## START MATERIAL FOR THIS TASK

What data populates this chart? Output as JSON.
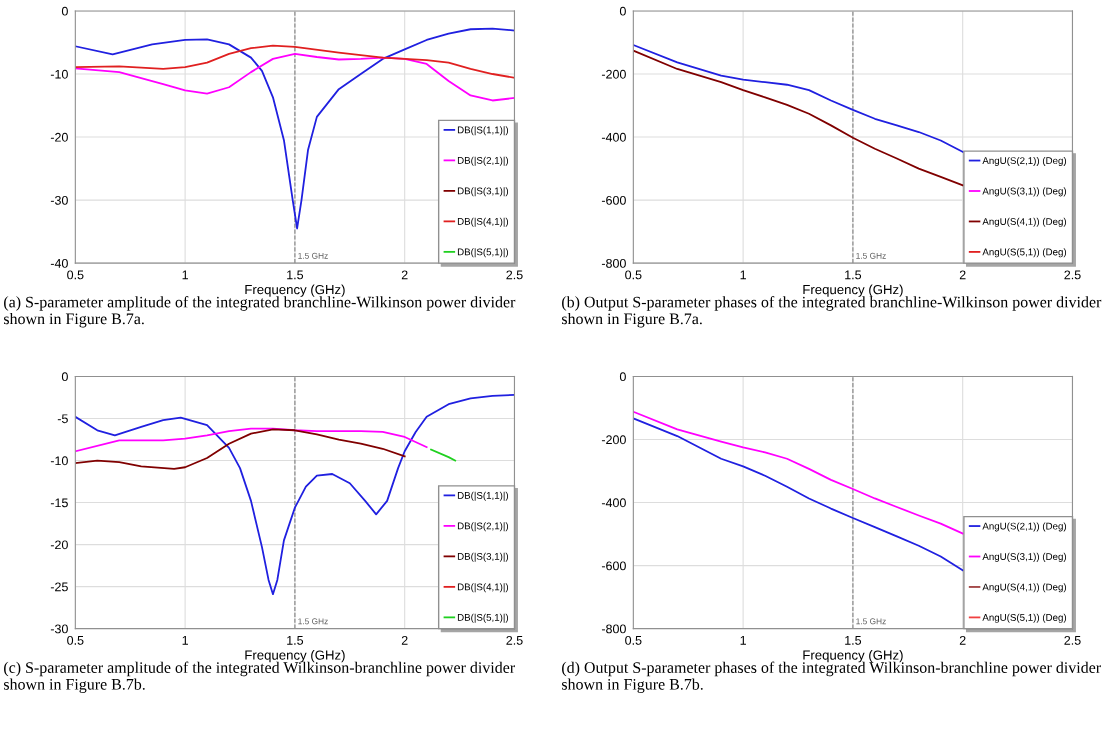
{
  "chart_data": [
    {
      "type": "line",
      "xlabel": "Frequency (GHz)",
      "xlim": [
        0.5,
        2.5
      ],
      "xticks": [
        0.5,
        1,
        1.5,
        2,
        2.5
      ],
      "ylim": [
        -40,
        0
      ],
      "yticks": [
        -40,
        -30,
        -20,
        -10,
        0
      ],
      "grid": true,
      "legend": "bottom right",
      "ref_lines": [
        {
          "axis": "x",
          "value": 1.5,
          "label": "1.5 GHz",
          "color": "#808080",
          "line_style": "dashed"
        }
      ],
      "annotations": [
        "(a) S-parameter amplitude of the integrated branchline-Wilkinson power divider shown in Figure B.7a."
      ],
      "series": [
        {
          "name": "DB(|S(1,1)|)",
          "color": "#2020e0",
          "x": [
            0.5,
            0.67,
            0.85,
            1.0,
            1.1,
            1.2,
            1.3,
            1.35,
            1.4,
            1.45,
            1.49,
            1.51,
            1.53,
            1.56,
            1.6,
            1.7,
            1.8,
            1.9,
            2.0,
            2.1,
            2.2,
            2.3,
            2.4,
            2.5
          ],
          "values": [
            -5.6,
            -6.9,
            -5.3,
            -4.6,
            -4.5,
            -5.3,
            -7.4,
            -9.5,
            -13.7,
            -20.5,
            -30,
            -34.5,
            -30,
            -22,
            -16.8,
            -12.4,
            -10,
            -7.6,
            -6.1,
            -4.6,
            -3.6,
            -2.9,
            -2.8,
            -3.1
          ]
        },
        {
          "name": "DB(|S(2,1)|)",
          "color": "#ff00ff",
          "x": [
            0.5,
            0.7,
            0.9,
            1.0,
            1.1,
            1.2,
            1.3,
            1.4,
            1.5,
            1.6,
            1.7,
            1.8,
            1.9,
            2.0,
            2.1,
            2.2,
            2.3,
            2.4,
            2.5
          ],
          "values": [
            -9.1,
            -9.7,
            -11.6,
            -12.6,
            -13.1,
            -12.1,
            -9.7,
            -7.6,
            -6.8,
            -7.3,
            -7.7,
            -7.6,
            -7.4,
            -7.6,
            -8.4,
            -11.1,
            -13.4,
            -14.2,
            -13.8
          ]
        },
        {
          "name": "DB(|S(3,1)|)",
          "color": "#800000"
        },
        {
          "name": "DB(|S(4,1)|)",
          "color": "#e02020",
          "x": [
            0.5,
            0.7,
            0.9,
            1.0,
            1.1,
            1.2,
            1.3,
            1.4,
            1.5,
            1.7,
            1.9,
            2.0,
            2.1,
            2.2,
            2.3,
            2.4,
            2.5
          ],
          "values": [
            -8.9,
            -8.8,
            -9.2,
            -8.9,
            -8.2,
            -6.8,
            -5.9,
            -5.5,
            -5.7,
            -6.6,
            -7.4,
            -7.6,
            -7.8,
            -8.2,
            -9.2,
            -10,
            -10.6
          ]
        },
        {
          "name": "DB(|S(5,1)|)",
          "color": "#20d020"
        }
      ]
    },
    {
      "type": "line",
      "xlabel": "Frequency (GHz)",
      "xlim": [
        0.5,
        2.5
      ],
      "xticks": [
        0.5,
        1,
        1.5,
        2,
        2.5
      ],
      "ylim": [
        -800,
        0
      ],
      "yticks": [
        -800,
        -600,
        -400,
        -200,
        0
      ],
      "grid": true,
      "legend": "bottom right",
      "ref_lines": [
        {
          "axis": "x",
          "value": 1.5,
          "label": "1.5 GHz",
          "color": "#808080",
          "line_style": "dashed"
        }
      ],
      "annotations": [
        "(b) Output S-parameter phases of the integrated branchline-Wilkinson power divider shown in Figure B.7a."
      ],
      "series": [
        {
          "name": "AngU(S(2,1)) (Deg)",
          "color": "#2020e0",
          "x": [
            0.5,
            0.7,
            0.9,
            1.0,
            1.1,
            1.2,
            1.3,
            1.4,
            1.5,
            1.6,
            1.7,
            1.8,
            1.9,
            2.0
          ],
          "values": [
            -108,
            -163,
            -205,
            -218,
            -226,
            -234,
            -251,
            -284,
            -314,
            -342,
            -363,
            -384,
            -411,
            -447
          ]
        },
        {
          "name": "AngU(S(3,1)) (Deg)",
          "color": "#ff00ff"
        },
        {
          "name": "AngU(S(4,1)) (Deg)",
          "color": "#800000",
          "x": [
            0.5,
            0.7,
            0.9,
            1.0,
            1.1,
            1.2,
            1.3,
            1.4,
            1.5,
            1.6,
            1.7,
            1.8,
            1.9,
            2.0
          ],
          "values": [
            -126,
            -184,
            -226,
            -251,
            -274,
            -298,
            -326,
            -363,
            -402,
            -437,
            -468,
            -500,
            -526,
            -553
          ]
        },
        {
          "name": "AngU(S(5,1)) (Deg)",
          "color": "#e02020"
        }
      ]
    },
    {
      "type": "line",
      "xlabel": "Frequency (GHz)",
      "xlim": [
        0.5,
        2.5
      ],
      "xticks": [
        0.5,
        1,
        1.5,
        2,
        2.5
      ],
      "ylim": [
        -30,
        0
      ],
      "yticks": [
        -30,
        -25,
        -20,
        -15,
        -10,
        -5,
        0
      ],
      "grid": true,
      "legend": "bottom right",
      "ref_lines": [
        {
          "axis": "x",
          "value": 1.5,
          "label": "1.5 GHz",
          "color": "#808080",
          "line_style": "dashed"
        }
      ],
      "annotations": [
        "(c) S-parameter amplitude of the integrated Wilkinson-branchline power divider shown in Figure B.7b."
      ],
      "series": [
        {
          "name": "DB(|S(1,1)|)",
          "color": "#2020e0",
          "x": [
            0.5,
            0.6,
            0.68,
            0.8,
            0.9,
            0.98,
            1.1,
            1.2,
            1.25,
            1.3,
            1.35,
            1.38,
            1.4,
            1.42,
            1.45,
            1.5,
            1.55,
            1.6,
            1.67,
            1.75,
            1.82,
            1.87,
            1.92,
            1.97,
            2.0,
            2.05,
            2.1,
            2.2,
            2.3,
            2.4,
            2.5
          ],
          "values": [
            -4.8,
            -6.4,
            -7.0,
            -6.0,
            -5.2,
            -4.9,
            -5.8,
            -8.5,
            -10.9,
            -14.8,
            -20.3,
            -24.2,
            -25.9,
            -24.2,
            -19.5,
            -15.6,
            -13.1,
            -11.8,
            -11.6,
            -12.7,
            -14.8,
            -16.4,
            -14.8,
            -10.9,
            -8.9,
            -6.6,
            -4.8,
            -3.3,
            -2.6,
            -2.3,
            -2.2
          ]
        },
        {
          "name": "DB(|S(2,1)|)",
          "color": "#ff00ff",
          "x": [
            0.5,
            0.7,
            0.9,
            1.0,
            1.1,
            1.2,
            1.3,
            1.4,
            1.5,
            1.6,
            1.7,
            1.8,
            1.9,
            2.0,
            2.1
          ],
          "values": [
            -8.9,
            -7.6,
            -7.6,
            -7.4,
            -7.0,
            -6.5,
            -6.2,
            -6.2,
            -6.4,
            -6.5,
            -6.5,
            -6.5,
            -6.6,
            -7.2,
            -8.4
          ]
        },
        {
          "name": "DB(|S(3,1)|)",
          "color": "#800000",
          "x": [
            0.5,
            0.6,
            0.7,
            0.8,
            0.95,
            1.0,
            1.1,
            1.2,
            1.3,
            1.4,
            1.5,
            1.6,
            1.7,
            1.8,
            1.9,
            2.0
          ],
          "values": [
            -10.3,
            -10.0,
            -10.2,
            -10.7,
            -11.0,
            -10.8,
            -9.7,
            -8.0,
            -6.8,
            -6.3,
            -6.4,
            -6.9,
            -7.5,
            -8.0,
            -8.6,
            -9.5
          ]
        },
        {
          "name": "DB(|S(4,1)|)",
          "color": "#e02020"
        },
        {
          "name": "DB(|S(5,1)|)",
          "color": "#20d020",
          "x": [
            2.12,
            2.2,
            2.23
          ],
          "values": [
            -8.7,
            -9.6,
            -10
          ]
        }
      ]
    },
    {
      "type": "line",
      "xlabel": "Frequency (GHz)",
      "xlim": [
        0.5,
        2.5
      ],
      "xticks": [
        0.5,
        1,
        1.5,
        2,
        2.5
      ],
      "ylim": [
        -800,
        0
      ],
      "yticks": [
        -800,
        -600,
        -400,
        -200,
        0
      ],
      "grid": true,
      "legend": "bottom right",
      "ref_lines": [
        {
          "axis": "x",
          "value": 1.5,
          "label": "1.5 GHz",
          "color": "#808080",
          "line_style": "dashed"
        }
      ],
      "annotations": [
        "(d) Output S-parameter phases of the integrated Wilkinson-branchline power divider shown in Figure B.7b."
      ],
      "series": [
        {
          "name": "AngU(S(2,1)) (Deg)",
          "color": "#2020e0",
          "x": [
            0.5,
            0.7,
            0.9,
            1.0,
            1.1,
            1.2,
            1.3,
            1.4,
            1.5,
            1.6,
            1.7,
            1.8,
            1.9,
            2.0
          ],
          "values": [
            -133,
            -189,
            -261,
            -285,
            -315,
            -350,
            -387,
            -419,
            -449,
            -478,
            -507,
            -537,
            -571,
            -615
          ]
        },
        {
          "name": "AngU(S(3,1)) (Deg)",
          "color": "#ff00ff",
          "x": [
            0.5,
            0.7,
            0.9,
            1.0,
            1.1,
            1.2,
            1.3,
            1.4,
            1.5,
            1.6,
            1.7,
            1.8,
            1.9,
            2.0
          ],
          "values": [
            -112,
            -168,
            -207,
            -225,
            -241,
            -261,
            -293,
            -328,
            -357,
            -387,
            -414,
            -441,
            -467,
            -498
          ]
        },
        {
          "name": "AngU(S(4,1)) (Deg)",
          "color": "#a04040"
        },
        {
          "name": "AngU(S(5,1)) (Deg)",
          "color": "#f04040"
        }
      ]
    }
  ]
}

## END MATERIAL FOR THIS TASK

Lines containing the string "phases" should be counted; reply with their number and nothing more.

FULL ANSWER
2